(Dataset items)
## begin

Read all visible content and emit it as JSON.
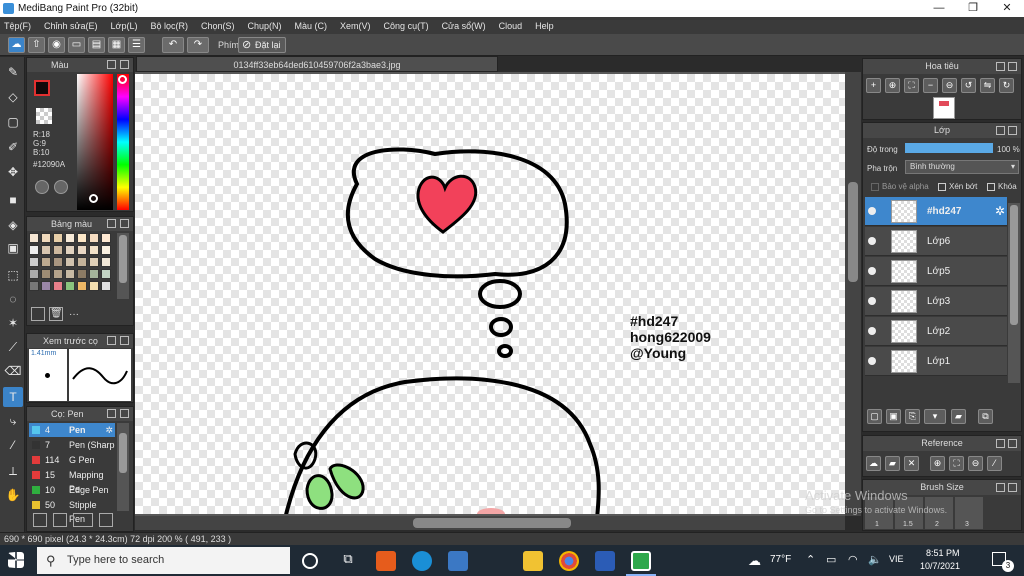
{
  "window": {
    "title": "MediBang Paint Pro (32bit)",
    "min": "—",
    "max": "❐",
    "close": "✕"
  },
  "menu": [
    "Tệp(F)",
    "Chỉnh sửa(E)",
    "Lớp(L)",
    "Bộ lọc(R)",
    "Chọn(S)",
    "Chụp(N)",
    "Màu (C)",
    "Xem(V)",
    "Công cụ(T)",
    "Cửa sổ(W)",
    "Cloud",
    "Help"
  ],
  "toolbar": {
    "brush_label": "Phím",
    "reset_label": "Đặt lại"
  },
  "document": {
    "tab_title": "0134ff33eb64ded610459706f2a3bae3.jpg"
  },
  "color_panel": {
    "title": "Màu",
    "r": "R:18",
    "g": "G:9",
    "b": "B:10",
    "hex": "#12090A",
    "fg_color": "#12090A",
    "bg_color": "#ffffff"
  },
  "palette_panel": {
    "title": "Bảng màu",
    "more": "···"
  },
  "brush_preview": {
    "title": "Xem trước cọ",
    "size": "1.41mm"
  },
  "brush_list": {
    "title": "Cọ: Pen",
    "items": [
      {
        "size": "4",
        "name": "Pen",
        "color": "#55c6ee",
        "selected": true
      },
      {
        "size": "7",
        "name": "Pen (Sharp",
        "color": "#333333",
        "selected": false
      },
      {
        "size": "114",
        "name": "G Pen",
        "color": "#e23b3b",
        "selected": false
      },
      {
        "size": "15",
        "name": "Mapping Pe",
        "color": "#e23b3b",
        "selected": false
      },
      {
        "size": "10",
        "name": "Edge Pen",
        "color": "#2fae3f",
        "selected": false
      },
      {
        "size": "50",
        "name": "Stipple Pen",
        "color": "#e8c12f",
        "selected": false
      }
    ]
  },
  "canvas_text": {
    "line1": "#hd247",
    "line2": "hong622009",
    "line3": "@Young"
  },
  "navigator": {
    "title": "Hoa tiêu"
  },
  "layers_panel": {
    "title": "Lớp",
    "opacity_label": "Độ trong",
    "opacity_value": "100 %",
    "blend_label": "Pha trộn",
    "blend_value": "Bình thường",
    "protect_alpha": "Bảo vệ alpha",
    "clipping": "Xén bớt",
    "lock": "Khóa",
    "layers": [
      {
        "name": "#hd247",
        "selected": true
      },
      {
        "name": "Lớp6",
        "selected": false
      },
      {
        "name": "Lớp5",
        "selected": false
      },
      {
        "name": "Lớp3",
        "selected": false
      },
      {
        "name": "Lớp2",
        "selected": false
      },
      {
        "name": "Lớp1",
        "selected": false
      }
    ]
  },
  "reference_panel": {
    "title": "Reference"
  },
  "brush_size_panel": {
    "title": "Brush Size",
    "sizes": [
      "1",
      "1.5",
      "2",
      "3"
    ]
  },
  "status_bar": {
    "text": "690 * 690 pixel   (24.3 * 24.3cm)   72 dpi   200 %   ( 491, 233 )"
  },
  "watermark": {
    "line1": "Activate Windows",
    "line2": "Go to Settings to activate Windows."
  },
  "taskbar": {
    "search_placeholder": "Type here to search",
    "weather": "77°F",
    "lang": "VIE",
    "time": "8:51 PM",
    "date": "10/7/2021",
    "notifications": "3"
  }
}
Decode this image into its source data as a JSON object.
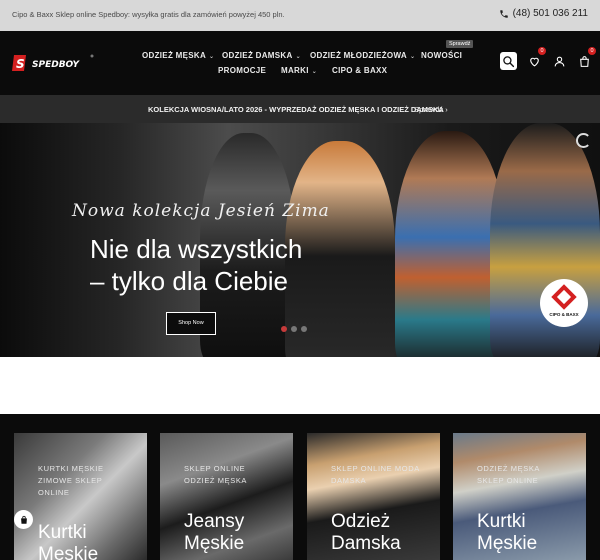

## end

▶ [STATED EXERCISE]:
Every line that holds the string "name" should be returned.

▶ [REPLY]:
        "name": "Pen",
        "name": "Pen (Sharp",
        "name": "G Pen",
        "name": "Mapping Pe",
        "name": "Edge Pen",
        "name": "Stipple Pen",
        "name": "#hd247",
        "name": "Lớp6",
        "name": "Lớp5",
        "name": "Lớp3",
        "name": "Lớp2",
        "name": "Lớp1",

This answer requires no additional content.